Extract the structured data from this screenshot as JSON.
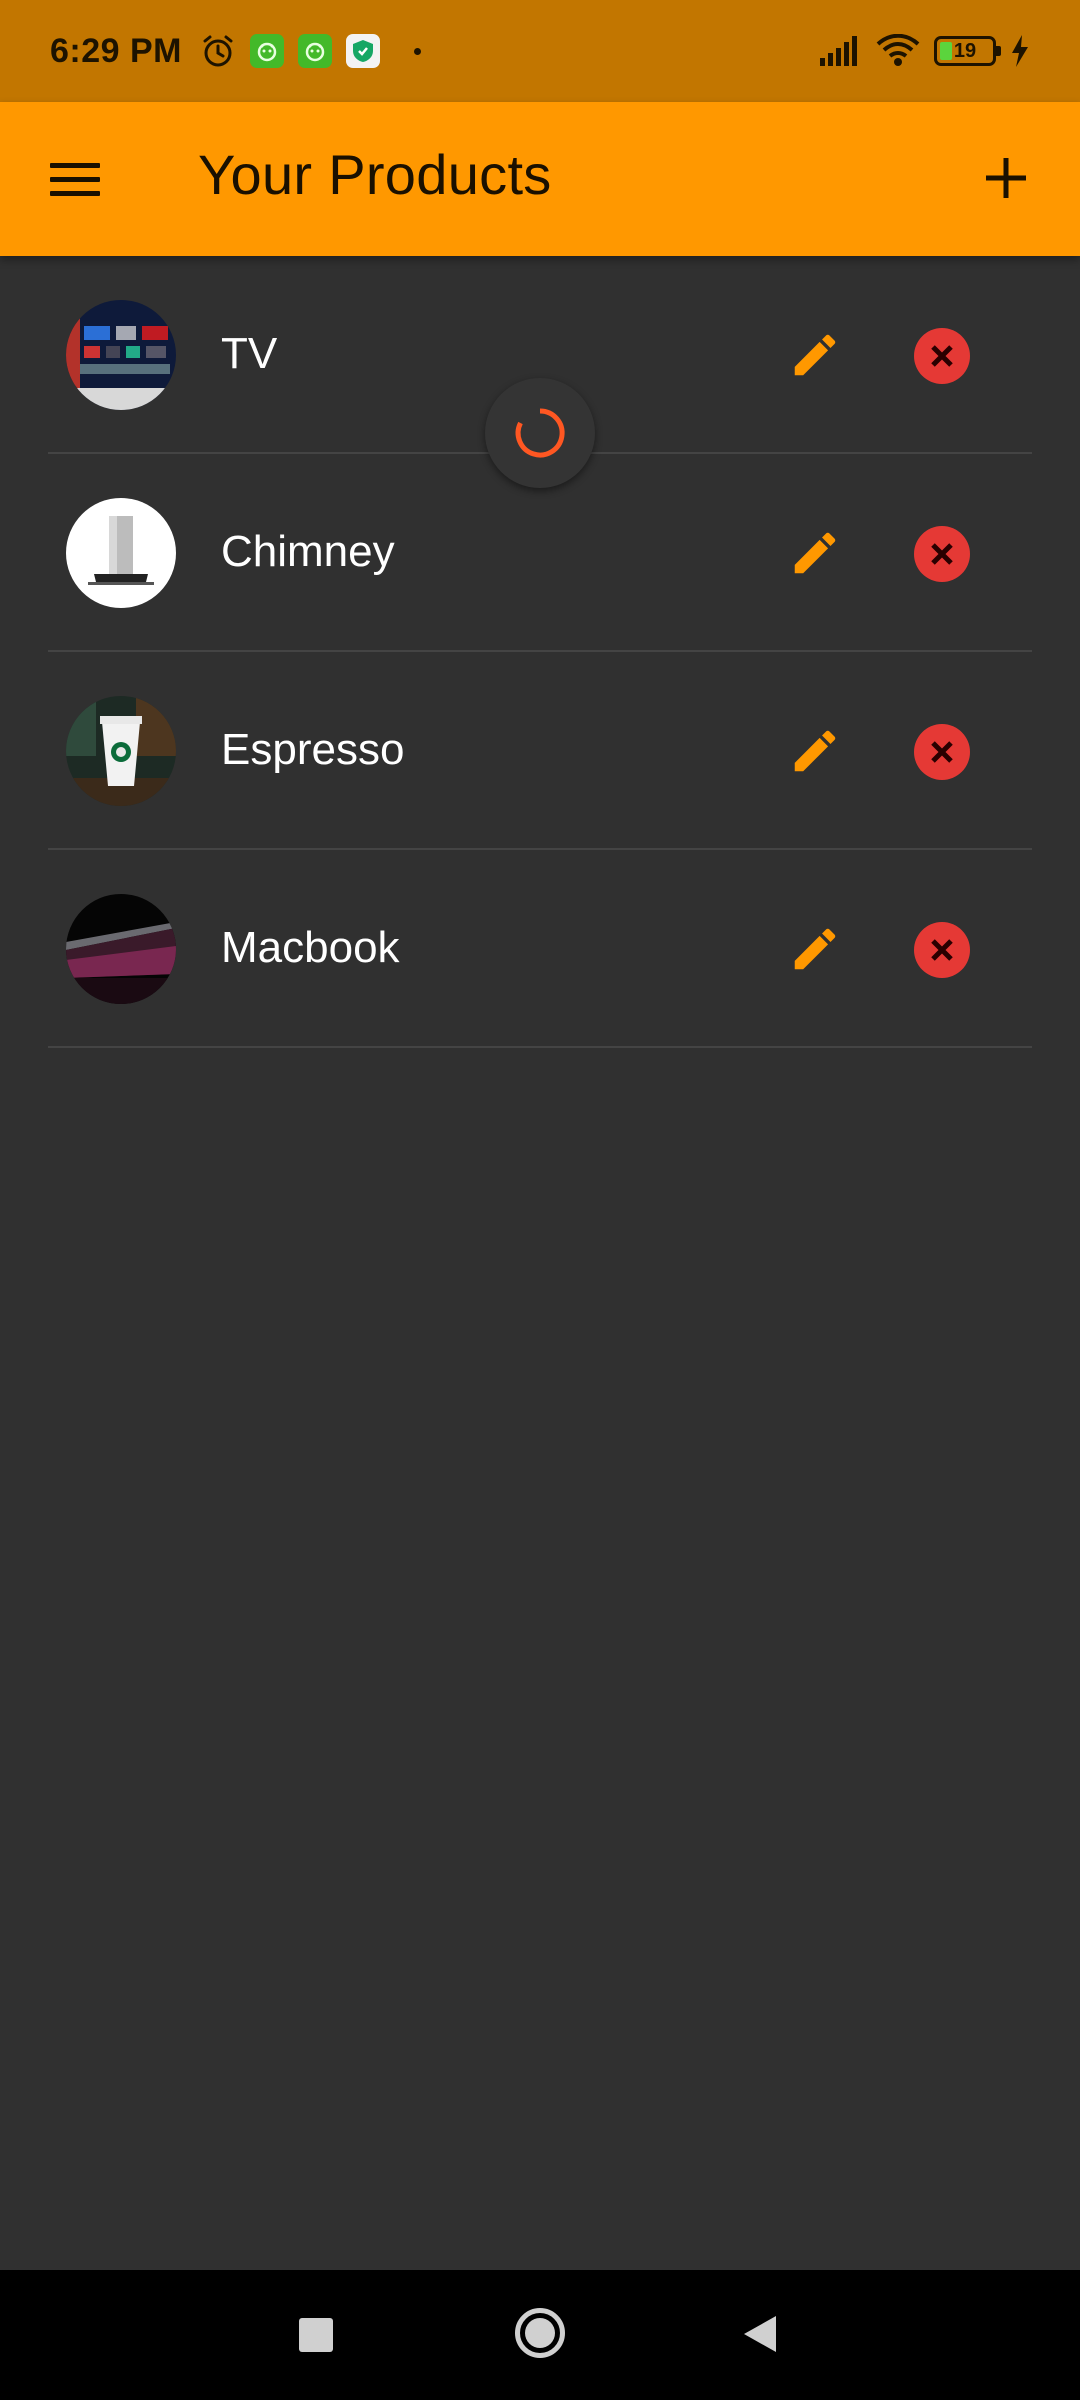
{
  "status_bar": {
    "time": "6:29 PM",
    "battery_level": "19",
    "icons": [
      "alarm-icon",
      "app-icon",
      "app-icon",
      "shield-icon",
      "signal-icon",
      "wifi-icon",
      "battery-icon",
      "charging-icon"
    ]
  },
  "app_bar": {
    "title": "Your Products",
    "menu_icon": "menu-icon",
    "add_icon": "add-icon"
  },
  "products": [
    {
      "name": "TV",
      "thumbnail": "tv-thumbnail"
    },
    {
      "name": "Chimney",
      "thumbnail": "chimney-thumbnail"
    },
    {
      "name": "Espresso",
      "thumbnail": "espresso-thumbnail"
    },
    {
      "name": "Macbook",
      "thumbnail": "macbook-thumbnail"
    }
  ],
  "colors": {
    "status_bar": "#c27600",
    "app_bar": "#ff9800",
    "background": "#303030",
    "edit_icon": "#ff9800",
    "delete_icon": "#e53935",
    "spinner": "#ff5722"
  },
  "nav_bar": {
    "icons": [
      "recents-icon",
      "home-icon",
      "back-icon"
    ]
  }
}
----
REQUIRED WORK ▸ Without the pictures, repeat all the records word for word.

EXERCISE ANSWER ▸
Extract the structured data from this screenshot as JSON.
{
  "status_bar": {
    "time": "6:29 PM",
    "battery_level": "19",
    "icons": [
      "alarm-icon",
      "app-icon",
      "app-icon",
      "shield-icon",
      "signal-icon",
      "wifi-icon",
      "battery-icon",
      "charging-icon"
    ]
  },
  "app_bar": {
    "title": "Your Products",
    "menu_icon": "menu-icon",
    "add_icon": "add-icon"
  },
  "products": [
    {
      "name": "TV",
      "thumbnail": "tv-thumbnail"
    },
    {
      "name": "Chimney",
      "thumbnail": "chimney-thumbnail"
    },
    {
      "name": "Espresso",
      "thumbnail": "espresso-thumbnail"
    },
    {
      "name": "Macbook",
      "thumbnail": "macbook-thumbnail"
    }
  ],
  "colors": {
    "status_bar": "#c27600",
    "app_bar": "#ff9800",
    "background": "#303030",
    "edit_icon": "#ff9800",
    "delete_icon": "#e53935",
    "spinner": "#ff5722"
  },
  "nav_bar": {
    "icons": [
      "recents-icon",
      "home-icon",
      "back-icon"
    ]
  }
}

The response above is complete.